→ What you need to do:
Extract all lines that hold "SanDisk" from the records below.

[Excerpt from a dataset]
----------------------------------------

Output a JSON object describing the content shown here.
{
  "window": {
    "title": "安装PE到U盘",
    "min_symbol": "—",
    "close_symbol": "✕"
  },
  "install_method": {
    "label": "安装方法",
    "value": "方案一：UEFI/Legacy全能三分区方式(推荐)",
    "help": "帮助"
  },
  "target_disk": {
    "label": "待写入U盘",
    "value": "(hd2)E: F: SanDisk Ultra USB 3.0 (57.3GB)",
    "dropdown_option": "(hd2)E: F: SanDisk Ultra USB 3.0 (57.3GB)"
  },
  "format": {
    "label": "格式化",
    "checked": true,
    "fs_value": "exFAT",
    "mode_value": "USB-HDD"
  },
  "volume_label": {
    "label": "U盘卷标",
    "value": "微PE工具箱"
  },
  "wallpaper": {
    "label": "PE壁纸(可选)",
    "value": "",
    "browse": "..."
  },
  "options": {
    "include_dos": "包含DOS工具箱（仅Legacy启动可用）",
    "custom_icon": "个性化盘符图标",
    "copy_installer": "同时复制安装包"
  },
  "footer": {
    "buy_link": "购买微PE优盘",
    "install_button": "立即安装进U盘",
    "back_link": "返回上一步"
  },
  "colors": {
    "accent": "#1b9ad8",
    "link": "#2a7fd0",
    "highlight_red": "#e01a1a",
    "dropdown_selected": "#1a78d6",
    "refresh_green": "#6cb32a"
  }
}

----------------------------------------

→ Written response:
    "value": "(hd2)E: F: SanDisk Ultra USB 3.0 (57.3GB)",
    "dropdown_option": "(hd2)E: F: SanDisk Ultra USB 3.0 (57.3GB)"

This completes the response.